**OBJECTIVE**:
Copy out, word for word, the lines from the start of the material through the line containing "x-tick-label: 0.6 — [349, 434, 370, 449]", including that line.

** begin RECORDS SHOWN **

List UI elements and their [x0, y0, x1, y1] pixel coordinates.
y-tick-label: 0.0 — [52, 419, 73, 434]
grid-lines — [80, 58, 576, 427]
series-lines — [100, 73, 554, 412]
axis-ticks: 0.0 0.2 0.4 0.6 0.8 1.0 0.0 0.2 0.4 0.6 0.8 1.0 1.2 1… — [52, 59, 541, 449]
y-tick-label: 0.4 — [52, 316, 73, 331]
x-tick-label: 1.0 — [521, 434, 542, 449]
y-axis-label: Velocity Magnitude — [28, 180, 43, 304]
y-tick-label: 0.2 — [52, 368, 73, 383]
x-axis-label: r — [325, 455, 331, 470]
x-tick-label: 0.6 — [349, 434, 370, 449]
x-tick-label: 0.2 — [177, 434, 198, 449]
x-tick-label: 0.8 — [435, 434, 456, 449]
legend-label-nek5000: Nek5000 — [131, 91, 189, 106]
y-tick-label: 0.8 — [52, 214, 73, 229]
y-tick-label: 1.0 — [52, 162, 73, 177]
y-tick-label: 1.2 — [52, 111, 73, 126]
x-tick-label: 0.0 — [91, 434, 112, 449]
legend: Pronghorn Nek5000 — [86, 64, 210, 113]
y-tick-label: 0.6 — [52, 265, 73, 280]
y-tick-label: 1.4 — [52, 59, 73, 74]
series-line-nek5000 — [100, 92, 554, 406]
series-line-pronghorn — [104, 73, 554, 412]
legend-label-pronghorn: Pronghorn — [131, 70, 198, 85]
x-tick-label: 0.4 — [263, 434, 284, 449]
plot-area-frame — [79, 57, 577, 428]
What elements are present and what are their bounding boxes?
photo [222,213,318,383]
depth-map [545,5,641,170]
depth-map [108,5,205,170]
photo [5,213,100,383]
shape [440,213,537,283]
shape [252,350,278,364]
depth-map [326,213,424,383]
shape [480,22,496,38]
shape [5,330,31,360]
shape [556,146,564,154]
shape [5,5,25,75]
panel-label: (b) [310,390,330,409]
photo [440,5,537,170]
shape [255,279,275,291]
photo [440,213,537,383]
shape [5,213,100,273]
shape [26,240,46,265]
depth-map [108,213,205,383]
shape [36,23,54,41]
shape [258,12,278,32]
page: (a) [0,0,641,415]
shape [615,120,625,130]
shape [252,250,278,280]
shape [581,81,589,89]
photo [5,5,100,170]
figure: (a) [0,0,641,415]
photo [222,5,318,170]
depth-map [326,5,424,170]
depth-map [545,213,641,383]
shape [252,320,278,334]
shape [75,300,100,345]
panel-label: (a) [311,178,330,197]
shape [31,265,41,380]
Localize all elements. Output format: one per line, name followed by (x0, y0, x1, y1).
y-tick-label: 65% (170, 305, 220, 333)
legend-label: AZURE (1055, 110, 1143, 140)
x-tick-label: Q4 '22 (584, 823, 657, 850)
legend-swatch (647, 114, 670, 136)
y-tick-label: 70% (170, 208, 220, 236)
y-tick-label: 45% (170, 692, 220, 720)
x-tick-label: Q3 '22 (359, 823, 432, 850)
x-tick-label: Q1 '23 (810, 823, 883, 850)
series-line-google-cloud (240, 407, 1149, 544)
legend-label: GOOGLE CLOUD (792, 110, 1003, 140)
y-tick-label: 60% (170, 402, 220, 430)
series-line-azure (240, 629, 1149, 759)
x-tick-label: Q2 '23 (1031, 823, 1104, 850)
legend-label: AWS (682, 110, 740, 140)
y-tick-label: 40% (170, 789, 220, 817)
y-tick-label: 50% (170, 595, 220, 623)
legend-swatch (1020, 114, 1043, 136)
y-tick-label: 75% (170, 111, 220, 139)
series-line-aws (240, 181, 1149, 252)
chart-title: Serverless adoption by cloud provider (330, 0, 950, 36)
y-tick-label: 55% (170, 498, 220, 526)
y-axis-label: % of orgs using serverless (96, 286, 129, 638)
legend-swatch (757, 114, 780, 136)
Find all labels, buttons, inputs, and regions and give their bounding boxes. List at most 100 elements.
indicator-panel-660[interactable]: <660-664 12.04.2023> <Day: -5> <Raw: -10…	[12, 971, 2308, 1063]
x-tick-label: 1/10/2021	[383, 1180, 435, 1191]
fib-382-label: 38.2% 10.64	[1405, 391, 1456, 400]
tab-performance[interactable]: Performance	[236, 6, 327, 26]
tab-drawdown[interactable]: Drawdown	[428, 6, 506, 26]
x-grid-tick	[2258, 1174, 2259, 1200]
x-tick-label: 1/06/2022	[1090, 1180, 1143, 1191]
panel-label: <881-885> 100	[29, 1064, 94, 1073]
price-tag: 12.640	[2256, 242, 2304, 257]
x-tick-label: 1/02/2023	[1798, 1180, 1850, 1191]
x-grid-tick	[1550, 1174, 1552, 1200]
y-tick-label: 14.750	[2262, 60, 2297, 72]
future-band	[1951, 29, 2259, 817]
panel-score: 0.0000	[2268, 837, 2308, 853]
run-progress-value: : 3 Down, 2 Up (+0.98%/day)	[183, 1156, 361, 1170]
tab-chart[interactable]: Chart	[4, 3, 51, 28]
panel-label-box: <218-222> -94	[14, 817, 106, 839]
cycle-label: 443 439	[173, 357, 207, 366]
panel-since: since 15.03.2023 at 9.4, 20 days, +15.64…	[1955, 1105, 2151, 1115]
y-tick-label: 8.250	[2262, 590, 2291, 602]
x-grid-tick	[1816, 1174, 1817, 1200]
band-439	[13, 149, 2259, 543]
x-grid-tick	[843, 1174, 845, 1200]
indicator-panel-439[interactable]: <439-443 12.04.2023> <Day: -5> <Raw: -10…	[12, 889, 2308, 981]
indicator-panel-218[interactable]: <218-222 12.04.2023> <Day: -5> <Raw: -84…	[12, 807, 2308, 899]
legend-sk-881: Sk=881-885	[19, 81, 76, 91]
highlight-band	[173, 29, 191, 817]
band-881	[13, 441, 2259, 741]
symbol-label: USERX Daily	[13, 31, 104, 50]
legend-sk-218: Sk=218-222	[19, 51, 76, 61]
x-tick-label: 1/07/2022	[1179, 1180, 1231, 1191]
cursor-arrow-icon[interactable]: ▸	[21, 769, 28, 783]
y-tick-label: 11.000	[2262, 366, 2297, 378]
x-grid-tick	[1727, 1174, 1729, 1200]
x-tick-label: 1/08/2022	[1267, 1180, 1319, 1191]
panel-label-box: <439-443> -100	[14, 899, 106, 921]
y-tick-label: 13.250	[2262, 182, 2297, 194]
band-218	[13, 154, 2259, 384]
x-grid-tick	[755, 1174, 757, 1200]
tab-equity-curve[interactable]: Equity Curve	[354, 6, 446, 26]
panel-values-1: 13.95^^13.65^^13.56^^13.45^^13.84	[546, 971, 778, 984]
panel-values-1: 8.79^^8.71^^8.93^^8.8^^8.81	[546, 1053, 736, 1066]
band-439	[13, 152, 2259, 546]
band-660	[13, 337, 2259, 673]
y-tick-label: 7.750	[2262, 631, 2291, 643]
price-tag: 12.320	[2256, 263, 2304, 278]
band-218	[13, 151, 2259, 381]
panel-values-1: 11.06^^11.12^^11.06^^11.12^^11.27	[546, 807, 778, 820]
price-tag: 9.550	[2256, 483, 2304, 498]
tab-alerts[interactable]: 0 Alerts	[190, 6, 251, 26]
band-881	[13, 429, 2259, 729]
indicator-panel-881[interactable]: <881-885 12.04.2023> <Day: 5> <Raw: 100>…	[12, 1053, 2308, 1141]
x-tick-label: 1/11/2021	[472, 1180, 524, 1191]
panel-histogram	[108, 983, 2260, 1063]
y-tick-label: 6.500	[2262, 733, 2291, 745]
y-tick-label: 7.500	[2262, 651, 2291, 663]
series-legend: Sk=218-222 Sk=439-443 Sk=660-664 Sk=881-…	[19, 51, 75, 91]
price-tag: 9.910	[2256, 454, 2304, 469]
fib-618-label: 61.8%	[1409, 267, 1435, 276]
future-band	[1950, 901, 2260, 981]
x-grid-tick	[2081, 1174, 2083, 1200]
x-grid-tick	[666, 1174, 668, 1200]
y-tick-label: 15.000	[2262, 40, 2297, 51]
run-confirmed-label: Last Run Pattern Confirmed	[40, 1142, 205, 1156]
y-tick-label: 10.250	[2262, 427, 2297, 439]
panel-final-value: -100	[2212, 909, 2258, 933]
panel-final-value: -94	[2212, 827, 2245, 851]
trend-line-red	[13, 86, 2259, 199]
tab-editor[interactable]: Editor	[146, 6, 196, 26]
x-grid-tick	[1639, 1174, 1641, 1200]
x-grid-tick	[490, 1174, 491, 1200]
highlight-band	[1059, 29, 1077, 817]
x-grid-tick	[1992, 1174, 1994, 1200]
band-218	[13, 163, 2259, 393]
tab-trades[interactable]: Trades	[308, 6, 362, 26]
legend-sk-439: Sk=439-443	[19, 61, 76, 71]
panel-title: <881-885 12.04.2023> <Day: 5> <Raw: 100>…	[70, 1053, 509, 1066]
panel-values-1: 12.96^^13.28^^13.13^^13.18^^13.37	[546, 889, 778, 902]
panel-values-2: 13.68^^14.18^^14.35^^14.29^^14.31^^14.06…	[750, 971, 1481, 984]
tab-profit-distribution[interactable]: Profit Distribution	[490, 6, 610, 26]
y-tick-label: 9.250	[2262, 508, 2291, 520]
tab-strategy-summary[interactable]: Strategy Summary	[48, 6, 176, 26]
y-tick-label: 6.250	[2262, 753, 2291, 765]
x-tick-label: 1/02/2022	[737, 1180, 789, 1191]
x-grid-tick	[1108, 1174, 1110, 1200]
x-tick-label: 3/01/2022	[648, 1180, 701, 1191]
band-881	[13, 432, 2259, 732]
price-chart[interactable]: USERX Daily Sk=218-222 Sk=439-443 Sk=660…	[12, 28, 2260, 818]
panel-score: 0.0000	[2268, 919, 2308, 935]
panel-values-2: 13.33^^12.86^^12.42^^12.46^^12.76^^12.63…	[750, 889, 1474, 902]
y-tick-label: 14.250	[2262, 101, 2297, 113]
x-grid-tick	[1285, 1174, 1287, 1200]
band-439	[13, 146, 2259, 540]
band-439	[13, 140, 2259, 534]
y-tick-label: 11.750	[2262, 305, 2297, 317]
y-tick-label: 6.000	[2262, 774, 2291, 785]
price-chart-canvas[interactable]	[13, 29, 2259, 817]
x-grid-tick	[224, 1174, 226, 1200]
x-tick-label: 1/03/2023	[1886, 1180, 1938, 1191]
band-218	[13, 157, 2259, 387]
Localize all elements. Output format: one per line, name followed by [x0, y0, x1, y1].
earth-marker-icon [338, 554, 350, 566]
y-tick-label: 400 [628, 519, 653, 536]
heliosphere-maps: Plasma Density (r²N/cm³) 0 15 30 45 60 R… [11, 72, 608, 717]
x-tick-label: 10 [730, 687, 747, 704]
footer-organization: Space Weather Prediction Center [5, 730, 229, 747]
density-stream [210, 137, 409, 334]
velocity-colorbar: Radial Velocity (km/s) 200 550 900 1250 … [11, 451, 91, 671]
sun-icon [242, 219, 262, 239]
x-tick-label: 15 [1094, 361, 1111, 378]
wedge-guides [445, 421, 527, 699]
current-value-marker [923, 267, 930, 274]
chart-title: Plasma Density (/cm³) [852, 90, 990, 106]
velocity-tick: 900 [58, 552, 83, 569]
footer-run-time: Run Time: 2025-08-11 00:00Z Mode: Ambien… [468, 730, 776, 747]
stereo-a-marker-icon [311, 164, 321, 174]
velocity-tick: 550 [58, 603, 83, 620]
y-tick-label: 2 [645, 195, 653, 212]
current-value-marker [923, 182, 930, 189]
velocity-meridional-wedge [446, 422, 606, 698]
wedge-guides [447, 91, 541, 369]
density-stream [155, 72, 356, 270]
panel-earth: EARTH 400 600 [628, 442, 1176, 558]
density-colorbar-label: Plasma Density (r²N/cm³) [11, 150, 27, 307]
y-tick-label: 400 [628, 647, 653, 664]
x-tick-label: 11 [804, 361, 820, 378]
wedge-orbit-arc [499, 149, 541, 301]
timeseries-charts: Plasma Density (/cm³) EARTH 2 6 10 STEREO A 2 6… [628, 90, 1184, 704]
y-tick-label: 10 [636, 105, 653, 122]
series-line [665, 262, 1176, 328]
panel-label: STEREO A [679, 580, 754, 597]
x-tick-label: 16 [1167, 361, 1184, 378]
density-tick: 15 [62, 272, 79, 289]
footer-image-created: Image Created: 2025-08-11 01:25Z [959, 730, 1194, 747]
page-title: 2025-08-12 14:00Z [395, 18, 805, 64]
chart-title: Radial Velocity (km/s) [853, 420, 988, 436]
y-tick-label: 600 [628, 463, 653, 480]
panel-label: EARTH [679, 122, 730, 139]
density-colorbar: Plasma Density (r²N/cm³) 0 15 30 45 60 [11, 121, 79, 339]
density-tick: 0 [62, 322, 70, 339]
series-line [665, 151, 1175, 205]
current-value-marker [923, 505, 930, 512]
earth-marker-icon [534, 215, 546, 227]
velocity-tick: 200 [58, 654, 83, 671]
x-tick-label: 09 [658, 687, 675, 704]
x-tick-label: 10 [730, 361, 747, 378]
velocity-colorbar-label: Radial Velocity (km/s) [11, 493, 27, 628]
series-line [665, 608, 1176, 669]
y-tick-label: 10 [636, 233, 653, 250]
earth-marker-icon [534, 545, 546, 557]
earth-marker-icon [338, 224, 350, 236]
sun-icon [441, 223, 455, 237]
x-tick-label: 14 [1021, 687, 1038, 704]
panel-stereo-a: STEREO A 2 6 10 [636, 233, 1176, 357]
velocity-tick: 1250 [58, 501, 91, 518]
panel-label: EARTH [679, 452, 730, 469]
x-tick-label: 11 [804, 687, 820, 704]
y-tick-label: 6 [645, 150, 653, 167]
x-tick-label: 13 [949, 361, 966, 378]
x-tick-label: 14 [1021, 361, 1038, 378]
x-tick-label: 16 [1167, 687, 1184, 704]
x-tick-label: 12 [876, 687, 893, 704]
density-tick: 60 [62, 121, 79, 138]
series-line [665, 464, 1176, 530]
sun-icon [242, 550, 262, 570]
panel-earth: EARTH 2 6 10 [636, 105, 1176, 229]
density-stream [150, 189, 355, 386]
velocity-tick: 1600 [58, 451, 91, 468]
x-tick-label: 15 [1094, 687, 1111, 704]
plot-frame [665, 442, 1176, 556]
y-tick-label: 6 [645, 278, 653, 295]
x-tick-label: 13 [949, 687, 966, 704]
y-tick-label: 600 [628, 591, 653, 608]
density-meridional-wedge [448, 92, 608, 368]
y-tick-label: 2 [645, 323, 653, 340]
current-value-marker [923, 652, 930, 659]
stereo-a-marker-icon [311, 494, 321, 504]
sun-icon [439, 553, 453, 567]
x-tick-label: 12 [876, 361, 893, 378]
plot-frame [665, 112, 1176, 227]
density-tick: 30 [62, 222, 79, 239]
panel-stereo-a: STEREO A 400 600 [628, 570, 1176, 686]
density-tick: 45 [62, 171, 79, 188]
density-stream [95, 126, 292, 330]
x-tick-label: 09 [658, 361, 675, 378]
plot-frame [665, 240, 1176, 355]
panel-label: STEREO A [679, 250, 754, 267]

** end RECORDS SHOWN **

**OUTPUT FOR THIS TASK**:
List UI elements and their [x0, y0, x1, y1] pixel coordinates.
y-tick-label: 0.0 — [52, 419, 73, 434]
grid-lines — [80, 58, 576, 427]
series-lines — [100, 73, 554, 412]
axis-ticks: 0.0 0.2 0.4 0.6 0.8 1.0 0.0 0.2 0.4 0.6 0.8 1.0 1.2 1… — [52, 59, 541, 449]
y-tick-label: 0.4 — [52, 316, 73, 331]
x-tick-label: 1.0 — [521, 434, 542, 449]
y-axis-label: Velocity Magnitude — [28, 180, 43, 304]
y-tick-label: 0.2 — [52, 368, 73, 383]
x-axis-label: r — [325, 455, 331, 470]
x-tick-label: 0.6 — [349, 434, 370, 449]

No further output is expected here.